→ JOB: The records that follow should be retyped word for word.

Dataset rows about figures
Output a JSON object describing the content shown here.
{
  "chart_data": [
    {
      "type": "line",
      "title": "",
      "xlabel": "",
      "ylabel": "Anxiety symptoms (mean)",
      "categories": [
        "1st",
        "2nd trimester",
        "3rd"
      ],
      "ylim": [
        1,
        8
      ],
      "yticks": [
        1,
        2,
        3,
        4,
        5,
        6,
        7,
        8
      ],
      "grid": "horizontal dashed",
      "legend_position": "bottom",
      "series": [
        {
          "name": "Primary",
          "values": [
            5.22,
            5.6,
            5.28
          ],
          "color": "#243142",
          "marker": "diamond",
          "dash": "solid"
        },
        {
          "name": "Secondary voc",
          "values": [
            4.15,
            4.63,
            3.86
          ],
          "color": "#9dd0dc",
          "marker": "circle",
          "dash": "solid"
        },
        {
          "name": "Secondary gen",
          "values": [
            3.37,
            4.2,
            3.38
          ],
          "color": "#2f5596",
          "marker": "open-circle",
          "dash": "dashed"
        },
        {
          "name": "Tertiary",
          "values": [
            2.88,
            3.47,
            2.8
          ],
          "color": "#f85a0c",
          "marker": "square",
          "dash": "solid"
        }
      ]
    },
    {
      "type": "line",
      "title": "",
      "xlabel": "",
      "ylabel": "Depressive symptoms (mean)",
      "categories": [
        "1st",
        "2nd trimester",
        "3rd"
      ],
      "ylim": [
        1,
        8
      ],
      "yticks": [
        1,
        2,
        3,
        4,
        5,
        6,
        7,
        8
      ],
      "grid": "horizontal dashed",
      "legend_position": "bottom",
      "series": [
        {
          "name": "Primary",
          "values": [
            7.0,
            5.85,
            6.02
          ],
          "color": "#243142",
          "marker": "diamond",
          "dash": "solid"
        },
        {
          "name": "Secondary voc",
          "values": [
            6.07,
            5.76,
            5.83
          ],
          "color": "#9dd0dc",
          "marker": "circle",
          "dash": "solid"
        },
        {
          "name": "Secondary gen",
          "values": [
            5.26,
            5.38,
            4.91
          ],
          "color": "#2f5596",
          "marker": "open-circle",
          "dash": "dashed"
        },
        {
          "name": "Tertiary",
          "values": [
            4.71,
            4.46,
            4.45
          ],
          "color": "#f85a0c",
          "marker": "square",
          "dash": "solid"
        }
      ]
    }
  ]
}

→ RESPONSE:
Output a JSON object describing the content shown here.
{
  "chart_data": [
    {
      "type": "line",
      "title": "",
      "xlabel": "",
      "ylabel": "Anxiety symptoms (mean)",
      "categories": [
        "1st",
        "2nd trimester",
        "3rd"
      ],
      "ylim": [
        1,
        8
      ],
      "yticks": [
        1,
        2,
        3,
        4,
        5,
        6,
        7,
        8
      ],
      "grid": "horizontal dashed",
      "legend_position": "bottom",
      "series": [
        {
          "name": "Primary",
          "values": [
            5.22,
            5.6,
            5.28
          ],
          "color": "#243142",
          "marker": "diamond",
          "dash": "solid"
        },
        {
          "name": "Secondary voc",
          "values": [
            4.15,
            4.63,
            3.86
          ],
          "color": "#9dd0dc",
          "marker": "circle",
          "dash": "solid"
        },
        {
          "name": "Secondary gen",
          "values": [
            3.37,
            4.2,
            3.38
          ],
          "color": "#2f5596",
          "marker": "open-circle",
          "dash": "dashed"
        },
        {
          "name": "Tertiary",
          "values": [
            2.88,
            3.47,
            2.8
          ],
          "color": "#f85a0c",
          "marker": "square",
          "dash": "solid"
        }
      ]
    },
    {
      "type": "line",
      "title": "",
      "xlabel": "",
      "ylabel": "Depressive symptoms (mean)",
      "categories": [
        "1st",
        "2nd trimester",
        "3rd"
      ],
      "ylim": [
        1,
        8
      ],
      "yticks": [
        1,
        2,
        3,
        4,
        5,
        6,
        7,
        8
      ],
      "grid": "horizontal dashed",
      "legend_position": "bottom",
      "series": [
        {
          "name": "Primary",
          "values": [
            7.0,
            5.85,
            6.02
          ],
          "color": "#243142",
          "marker": "diamond",
          "dash": "solid"
        },
        {
          "name": "Secondary voc",
          "values": [
            6.07,
            5.76,
            5.83
          ],
          "color": "#9dd0dc",
          "marker": "circle",
          "dash": "solid"
        },
        {
          "name": "Secondary gen",
          "values": [
            5.26,
            5.38,
            4.91
          ],
          "color": "#2f5596",
          "marker": "open-circle",
          "dash": "dashed"
        },
        {
          "name": "Tertiary",
          "values": [
            4.71,
            4.46,
            4.45
          ],
          "color": "#f85a0c",
          "marker": "square",
          "dash": "solid"
        }
      ]
    }
  ]
}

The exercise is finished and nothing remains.